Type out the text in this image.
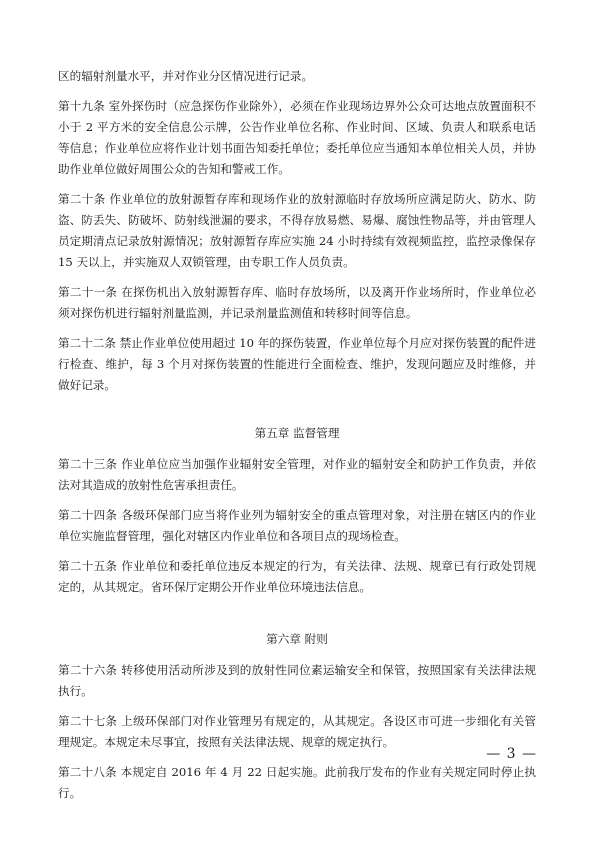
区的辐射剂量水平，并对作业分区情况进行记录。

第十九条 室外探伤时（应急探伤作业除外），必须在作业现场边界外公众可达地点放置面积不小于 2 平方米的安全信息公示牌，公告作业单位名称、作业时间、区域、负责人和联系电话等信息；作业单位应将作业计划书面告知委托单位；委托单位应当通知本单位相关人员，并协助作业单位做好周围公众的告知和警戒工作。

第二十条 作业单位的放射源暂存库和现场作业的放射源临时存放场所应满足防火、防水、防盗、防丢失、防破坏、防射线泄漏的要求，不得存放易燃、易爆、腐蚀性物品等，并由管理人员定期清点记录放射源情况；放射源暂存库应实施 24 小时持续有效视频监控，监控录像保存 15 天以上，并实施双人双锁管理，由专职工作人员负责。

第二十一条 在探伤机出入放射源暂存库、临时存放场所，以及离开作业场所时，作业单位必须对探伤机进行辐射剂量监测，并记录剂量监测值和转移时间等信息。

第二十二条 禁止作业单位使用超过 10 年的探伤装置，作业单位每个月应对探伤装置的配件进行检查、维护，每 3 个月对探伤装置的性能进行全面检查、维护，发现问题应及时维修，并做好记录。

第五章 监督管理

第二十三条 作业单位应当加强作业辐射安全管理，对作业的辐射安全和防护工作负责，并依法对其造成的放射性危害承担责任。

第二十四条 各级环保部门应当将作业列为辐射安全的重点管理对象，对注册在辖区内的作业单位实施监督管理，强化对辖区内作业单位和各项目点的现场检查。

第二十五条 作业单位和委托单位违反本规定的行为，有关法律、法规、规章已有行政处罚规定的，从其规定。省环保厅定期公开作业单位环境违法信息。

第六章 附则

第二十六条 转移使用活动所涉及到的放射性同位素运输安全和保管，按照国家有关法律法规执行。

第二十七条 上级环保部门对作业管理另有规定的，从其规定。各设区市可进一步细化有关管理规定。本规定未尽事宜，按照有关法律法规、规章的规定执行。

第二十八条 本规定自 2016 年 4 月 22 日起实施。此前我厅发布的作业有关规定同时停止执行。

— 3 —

==

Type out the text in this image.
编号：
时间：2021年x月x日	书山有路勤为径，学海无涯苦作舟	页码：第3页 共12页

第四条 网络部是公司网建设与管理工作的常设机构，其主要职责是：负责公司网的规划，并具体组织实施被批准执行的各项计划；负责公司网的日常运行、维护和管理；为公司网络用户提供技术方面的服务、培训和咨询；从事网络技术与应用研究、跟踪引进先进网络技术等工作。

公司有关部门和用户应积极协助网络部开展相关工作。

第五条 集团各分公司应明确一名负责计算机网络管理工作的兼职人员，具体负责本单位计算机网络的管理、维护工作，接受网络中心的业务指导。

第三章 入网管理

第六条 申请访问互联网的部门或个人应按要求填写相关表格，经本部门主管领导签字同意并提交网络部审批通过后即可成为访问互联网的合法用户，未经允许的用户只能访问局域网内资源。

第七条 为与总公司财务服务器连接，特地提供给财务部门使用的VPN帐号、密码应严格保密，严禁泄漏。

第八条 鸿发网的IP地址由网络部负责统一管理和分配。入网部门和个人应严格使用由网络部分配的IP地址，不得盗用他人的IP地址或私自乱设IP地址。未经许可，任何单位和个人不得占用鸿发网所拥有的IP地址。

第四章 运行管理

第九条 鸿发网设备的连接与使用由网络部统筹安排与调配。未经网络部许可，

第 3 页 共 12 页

* * *

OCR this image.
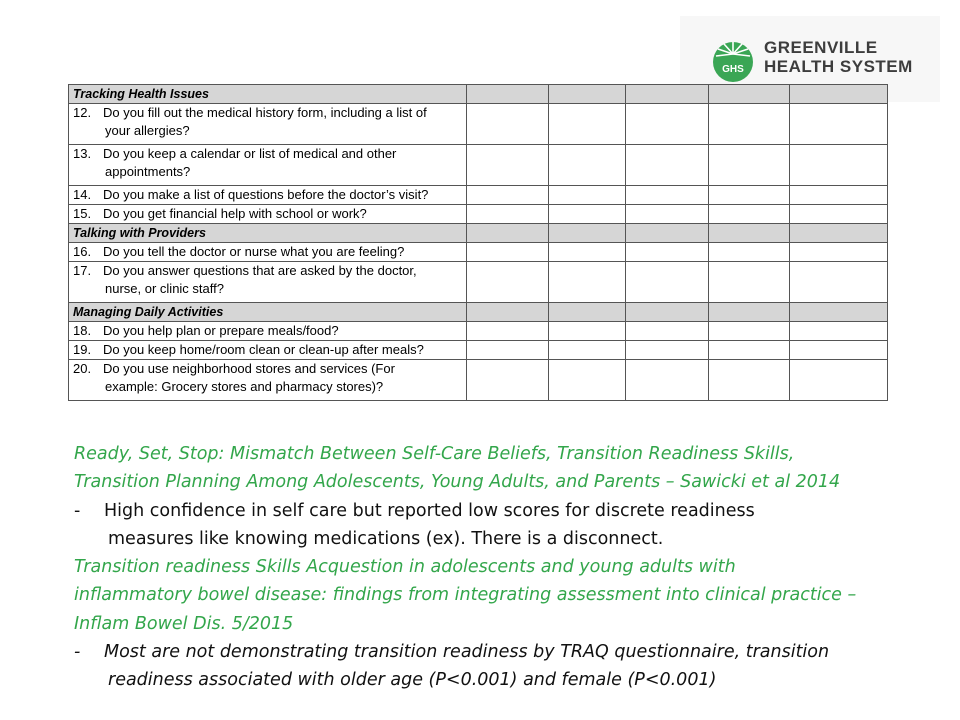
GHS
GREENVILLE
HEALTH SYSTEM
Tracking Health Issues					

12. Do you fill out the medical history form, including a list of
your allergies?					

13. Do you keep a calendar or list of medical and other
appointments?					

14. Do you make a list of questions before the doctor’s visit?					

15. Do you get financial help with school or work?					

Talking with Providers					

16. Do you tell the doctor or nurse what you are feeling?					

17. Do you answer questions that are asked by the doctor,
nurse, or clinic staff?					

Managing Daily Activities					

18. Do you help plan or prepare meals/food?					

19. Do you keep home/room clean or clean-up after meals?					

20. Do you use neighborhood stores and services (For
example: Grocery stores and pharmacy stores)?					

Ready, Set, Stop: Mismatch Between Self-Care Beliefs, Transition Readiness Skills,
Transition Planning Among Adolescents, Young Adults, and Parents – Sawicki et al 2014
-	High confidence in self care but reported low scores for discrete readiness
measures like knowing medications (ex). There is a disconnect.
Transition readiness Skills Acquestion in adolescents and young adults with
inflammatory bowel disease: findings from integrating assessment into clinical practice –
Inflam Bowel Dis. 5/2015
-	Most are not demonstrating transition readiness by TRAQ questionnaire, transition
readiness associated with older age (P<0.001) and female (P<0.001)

▸ PROBLEM DETAILS
Only lines that contain the word "help" are wanted; copy each of them.

▸ FINISHED TASK
15. Do you get financial help with school or work?					
18. Do you help plan or prepare meals/food?					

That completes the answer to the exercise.